◆ 文書の抜粋
**********

時間制約付き巡回セールスマン問題の研究
文教大学 情報学部 経営情報学科 97P21068 木村博一
1章:はじめに
1−1 何を
時間帯指定のある宅配便を効率よく配達する巡回路を見つける。
1−2 なぜ
増加している宅配便、さらに時間帯指定という制約が加わった。そして、時間帯指定を守りながら配達をするのには、配達ドライバーの工夫と努力によって支えられている。
ドライバーの負担を減らし、同じ時間で多くの荷物を運べるような巡回路を見つけたい。
1−3アプローチは
ドライバーでも巡回路に沿って運べるようにする。
2章:宅配便の現状
2-1 研究のきっかけ
私はいままでは、ほとんど宅急便を出したことなどなかった。インターネットのオークションで多数の個人取引をするようになってから数十個の宅急便をだした。私だけが特別ではなく1999年秋から始まったYahoo Auctionsでは1日の約9万点の新規出品がある。
宅配便の市場規模は大きく成長している。しかし、小額の個人取引をするのに600円から800円程度の宅配便の代金は高すぎる。もっとコストをさげ宅急便の代金が安くなればと思い始めたことからこの研究がはじまった。
2-2 宅配便の増加
インターネットの普及によりオンラインで9月のPC接続によるインターネット人口は、2,234万人。オンラインショッピングの個人利用経験率は16.6%(約370万人)[注1]
また、オークションなどで、個人取引の需要も増加しここ数年、宅配便の市場そのものが大きくなっている。
[1]
宅配便のシェアトップのクロネコヤマトが1998年6月より、「時間帯お届け」というサービスがはじまる。これは、1日を6つ時間帯に分け、お客様の希望する時間帯を選んで届けるサービスである。「時間帯お届け」ができると、郵便局や他の民間の宅配業者も同様のサービスをはじめた。
2-3 時間帯お届けのメリット
荷物を受け取る側は、いつ荷物が届くか知ることができる。
配達する側は、配達したときの不在率をさげ1回で配達できる件数が多くなる。

**********

◆ 抽出データ

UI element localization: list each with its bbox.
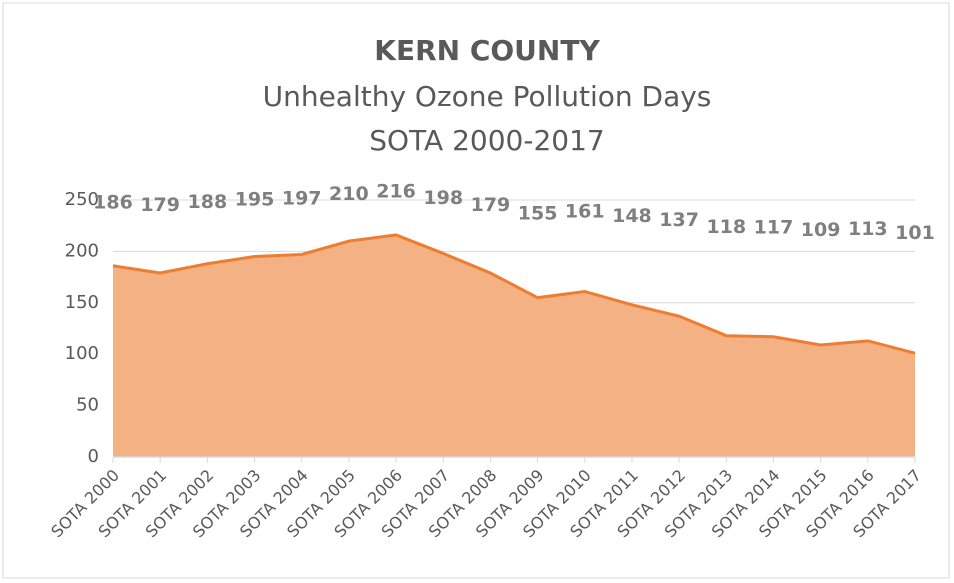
line bbox=[112, 233, 916, 355]
data-label: 198 bbox=[423, 187, 463, 209]
data-label: 137 bbox=[659, 209, 699, 231]
chart-subtitle: Unhealthy Ozone Pollution Days bbox=[263, 80, 712, 113]
data-label: 186 bbox=[93, 192, 133, 214]
y-tick-label: 200 bbox=[65, 240, 99, 261]
data-label: 179 bbox=[140, 194, 180, 216]
data-label: 113 bbox=[848, 218, 888, 240]
data-label: 188 bbox=[188, 191, 228, 213]
data-label: 161 bbox=[565, 201, 605, 223]
data-label: 109 bbox=[801, 219, 841, 241]
data-label: 216 bbox=[376, 181, 416, 203]
y-tick-label: 100 bbox=[65, 343, 99, 364]
data-label: 210 bbox=[329, 183, 369, 205]
chart-title: KERN COUNTY bbox=[374, 34, 600, 67]
y-tick-label: 150 bbox=[65, 292, 99, 313]
y-tick-label: 250 bbox=[65, 189, 99, 210]
data-label: 117 bbox=[754, 216, 794, 238]
data-label: 179 bbox=[471, 194, 511, 216]
data-label: 148 bbox=[612, 205, 652, 227]
chart-subtitle: SOTA 2000-2017 bbox=[369, 124, 604, 157]
y-tick-label: 50 bbox=[76, 395, 99, 416]
data-label: 101 bbox=[895, 222, 935, 244]
data-label: 155 bbox=[518, 203, 558, 225]
data-label: 118 bbox=[706, 216, 746, 238]
data-label: 197 bbox=[282, 188, 322, 210]
data-label: 195 bbox=[235, 188, 275, 210]
area bbox=[113, 234, 915, 457]
y-tick-label: 0 bbox=[88, 446, 99, 467]
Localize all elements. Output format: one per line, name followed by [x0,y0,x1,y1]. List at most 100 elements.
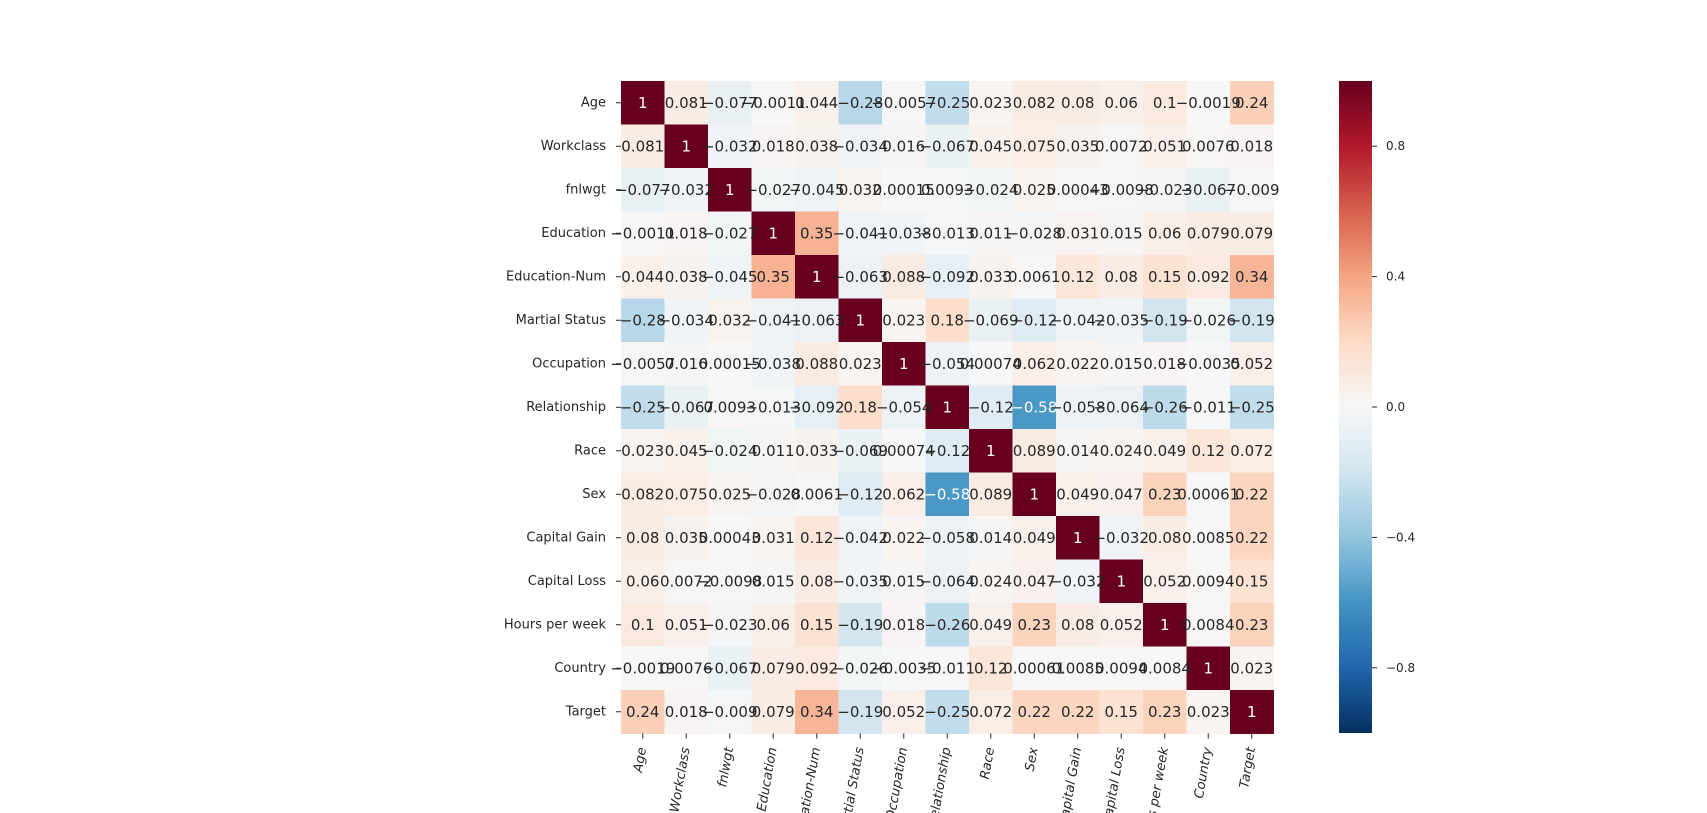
heatmap-cell-fnlwgt-relationship [925,168,970,212]
heatmap-cell-sex-occupation [882,472,926,517]
heatmap-cell-fnlwgt-fnlwgt [708,168,752,212]
cell-annotation: −0.26 [924,616,970,634]
cell-annotation: 0.00061 [1177,485,1239,503]
cell-annotation: 0.018 [882,616,925,634]
cell-annotation: 0.06 [1148,224,1181,242]
heatmap-cell-capital-gain-martial-status [838,516,883,560]
cell-annotation: −0.064 [919,572,975,590]
x-tick-label-education: Education [755,746,781,812]
heatmap-cell-education-workclass [664,211,709,256]
x-tick-label-country: Country [1192,746,1216,800]
cell-annotation: −0.12 [924,442,970,460]
heatmap-cell-hours-per-week-capital-loss [1099,603,1144,647]
cell-annotation: −0.024 [963,181,1019,199]
cell-annotation: 0.035 [1056,137,1099,155]
cell-annotation: 0.15 [1105,703,1138,721]
cell-annotation: −0.0035 [1176,355,1241,373]
cell-annotation: 0.00043 [1047,181,1109,199]
heatmap-cell-education-fnlwgt [708,211,752,256]
cell-annotation: 0.033 [795,442,838,460]
heatmap-cell-capital-gain-education [751,516,796,560]
heatmap-cell-target-martial-status [838,690,883,734]
cell-annotation: −0.0057 [610,355,675,373]
cell-annotation: 1 [681,137,691,155]
heatmap-cell-fnlwgt-workclass [664,168,709,212]
x-tick-label-capital-loss: Capital Loss [1100,746,1128,813]
cell-annotation: 0.033 [969,268,1012,286]
heatmap-cell-country-fnlwgt [708,646,752,691]
heatmap-cell-martial-status-capital-loss [1099,298,1144,343]
cell-annotation: 0.0076 [1182,137,1235,155]
cell-annotation: 0.052 [1143,572,1186,590]
x-tick-label-capital-gain: Capital Gain [1057,746,1086,813]
heatmap-cell-race-sex [1012,429,1057,473]
cell-annotation: 0.062 [882,485,925,503]
heatmap-cell-sex-relationship [925,472,970,517]
heatmap-cell-target-hours-per-week [1143,690,1187,734]
cell-annotation: 0.018 [1230,137,1273,155]
cell-annotation: −0.028 [745,485,801,503]
cell-annotation: 0.023 [882,311,925,329]
heatmap-cell-occupation-target [1230,342,1274,386]
cell-annotation: 0.0093 [704,398,757,416]
heatmap-cell-relationship-capital-loss [1099,385,1144,430]
heatmap-cell-sex-capital-gain [1056,472,1100,517]
cell-annotation: 0.018 [752,137,795,155]
heatmap-cell-fnlwgt-occupation [882,168,926,212]
heatmap-cell-target-capital-gain [1056,690,1100,734]
cell-annotation: 0.15 [1235,572,1268,590]
cell-annotation: −0.26 [1142,398,1188,416]
heatmap-cell-target-age [621,690,665,734]
cell-annotation: −0.041 [745,311,801,329]
heatmap-cell-target-relationship [925,690,970,734]
cell-annotation: −0.19 [1142,311,1188,329]
heatmap-cell-sex-race [969,472,1013,517]
heatmap-cell-relationship-country [1186,385,1231,430]
heatmap-cell-occupation-country [1186,342,1231,386]
cell-annotation: 0.00043 [699,529,761,547]
cell-annotation: 0.1 [1153,94,1177,112]
cell-annotation: −0.058 [1050,398,1106,416]
cell-annotation: −0.013 [919,224,975,242]
cell-annotation: −0.19 [837,703,883,721]
cell-annotation: 0.1 [631,616,655,634]
heatmap-cell-country-sex [1012,646,1057,691]
heatmap-cell-relationship-age [621,385,665,430]
heatmap-cell-martial-status-hours-per-week [1143,298,1187,343]
heatmap-cell-race-race [969,429,1013,473]
heatmap-cell-education-num-target [1230,255,1274,299]
x-tick-label-workclass: Workclass [667,746,693,813]
heatmap-cell-capital-gain-capital-gain [1056,516,1100,560]
cell-annotation: 0.072 [969,703,1012,721]
heatmap-cell-fnlwgt-martial-status [838,168,883,212]
heatmap-cell-race-capital-gain [1056,429,1100,473]
heatmap-cell-capital-loss-country [1186,559,1231,604]
cell-annotation: 0.062 [1013,355,1056,373]
heatmap-cell-capital-loss-education-num [795,559,839,604]
heatmap-cell-relationship-martial-status [838,385,883,430]
cell-annotation: 0.23 [1235,616,1268,634]
cell-annotation: 0.014 [1056,442,1099,460]
heatmap-cell-education-num-country [1186,255,1231,299]
cell-annotation: 0.079 [1230,224,1273,242]
cell-annotation: 0.0076 [660,659,713,677]
heatmap-cell-martial-status-education [751,298,796,343]
heatmap-cell-relationship-education [751,385,796,430]
heatmap-cell-fnlwgt-capital-gain [1056,168,1100,212]
cell-annotation: −0.009 [1224,181,1280,199]
heatmap-cell-target-workclass [664,690,709,734]
heatmap-cell-capital-loss-martial-status [838,559,883,604]
heatmap-cell-education-occupation [882,211,926,256]
heatmap-cell-age-race [969,81,1013,125]
heatmap-cell-target-education-num [795,690,839,734]
heatmap-cell-country-relationship [925,646,970,691]
cell-annotation: 1 [1073,529,1083,547]
heatmap-cell-race-fnlwgt [708,429,752,473]
cell-annotation: −0.026 [1180,311,1236,329]
heatmap-cell-workclass-education-num [795,124,839,169]
heatmap-cell-target-occupation [882,690,926,734]
heatmap-cell-fnlwgt-race [969,168,1013,212]
heatmap-cell-occupation-fnlwgt [708,342,752,386]
cell-annotation: −0.058 [919,529,975,547]
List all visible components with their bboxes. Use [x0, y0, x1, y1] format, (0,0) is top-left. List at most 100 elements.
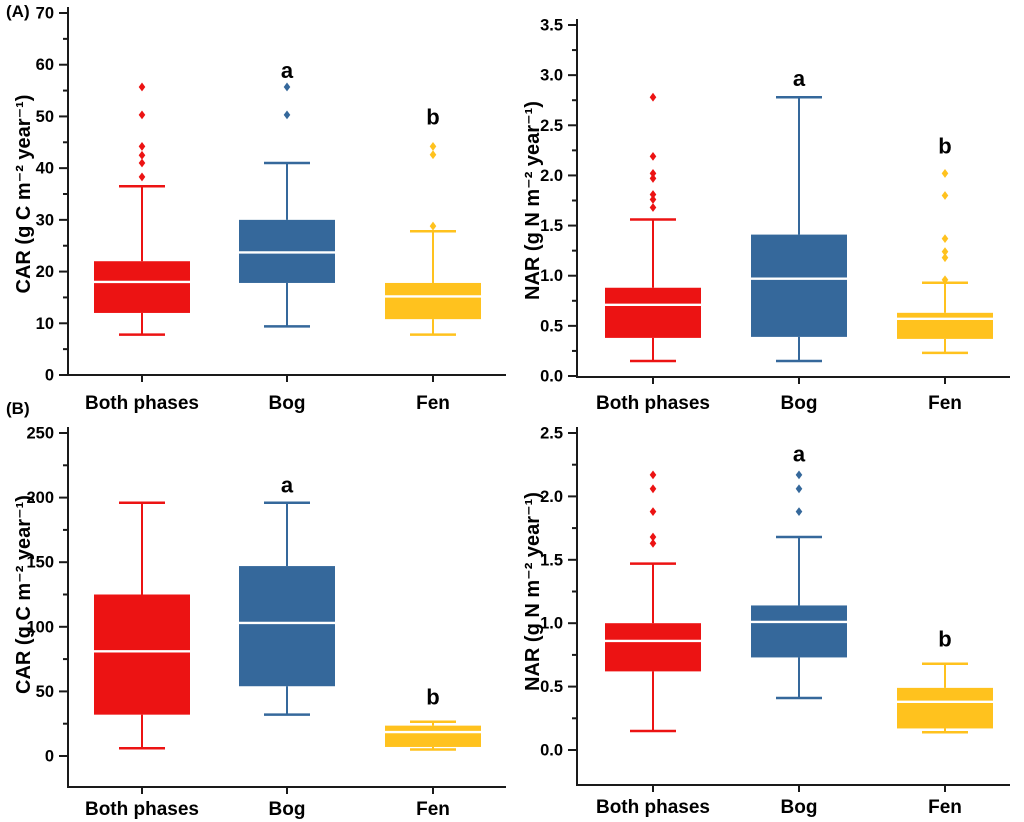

**********

◆ 練習問題 1
時間制約付き巡回セールスマン問題の研究について、次の問いに答えなさい。
(a) Yahoo Auctionsでは1日に約何点の新規出品があるとされているか。
(b) クロネコヤマトの「時間帯お届け」は何年何月に始まり、1日をいくつの時間帯に分けるサービスか。
(c) 時間帯お届けによって、配達する側にはどのようなメリットがあるとされているか。
◆ 練習問題 2
時間制約付き巡回セールスマン問題の研究の続きを、最後の文の後から書き継ぎなさい。

◆ 解答 1
(a) 約9万点
(b) 1998年6月に始まり、1日を6つの時間帯に分けるサービスである。
(c) 配達したときの不在率が下がり、1回で配達できる件数が多くなる。

◆ 解答 2
宅急便を届けても不在ならば、持ち帰り再度届けることになる。時間帯お届けサービス以前は6割の荷物が配達しても不在で持ち帰るといった浪費をしている。(年間取扱数7億7178万個うちの4.6億個)時間帯お届けのサービスを導入することにより、2割に下げることができる。
「時間帯お届け」サービス開始以前(1998年6月以前)
・第1度目のお伺い…ご不在率約40%
・2度目、3度目お伺い…ご不在率約10%
同サービス開始後(1998年6月以降)
・第1度目のお伺い…ご不在率約20%
・2度目、3度目お伺い…ご不在率10%以下 [2]
「時間帯お届け」は6つの時間帯を指定と指定なしの7つに分類でき、
受取人も時間を指定することによって品物がいつ届くのか把握できる。さらに、この時間帯を指定することによって荷物を受取人に手渡す確率が上がる(不在のため再度届ける行為を減らす)と考えられる。よって、配達する側の再度配達というコスト削減につながる。
このシステムは双方にとって利益があるシステムである。
2-4 「時間帯お届け」の問題点
「時間帯お届け」サービスの現状を伺うと「サービス開始に伴う新たな配送ルートというものはございません。従来の配送ルートを使って各ドライバーが工夫をし、配達しています。」という回答をもらった。
今まではドライバー、が荷物を運ぶ巡回路を考え配送していたが、時間の制約が加わったこといより、いくら近い届け先があっても時間の制約を守らなければならないため、その指定の時間帯になったとき配達しなければならない。ドライバーは距離と時間の両方を考えながら配達をしなければならない。
2-5 解決されると
ドライバーの負担を減らし、同じ時間内でも荷物をより多く運ぶことができるような、順回路をつくれば、ドライバーの能力に左右されずにより多くの荷物を配達できる。そしてコストが下がることによって、宅配便の料金も下がる。
3章:効率よく巡回するために
3-1時間帯で区切られた、巡回セールスマン問題を計画する
18時〜20時までの配達指定が10件ある場合、その10件を一番短い時間で回れるルートを出す。そしてその他の時間帯指定とつなぎあわす。しかし、そのつなぎ目にあわせる段階で一番短い巡回路ではなくなってしまうのが問題点。
時間帯指定があるので巡回セールスマン問題は時間の制約がつき難しくなる
よって、ドライバーのルートを考えなければならない負担を軽くすること、さらにドライバーの工夫したルートよりおおくの荷物を届けられるルートを研究する。
参考文献
[注1]
インターネット利用者動向情報サービス「Nielsen//NetRatings」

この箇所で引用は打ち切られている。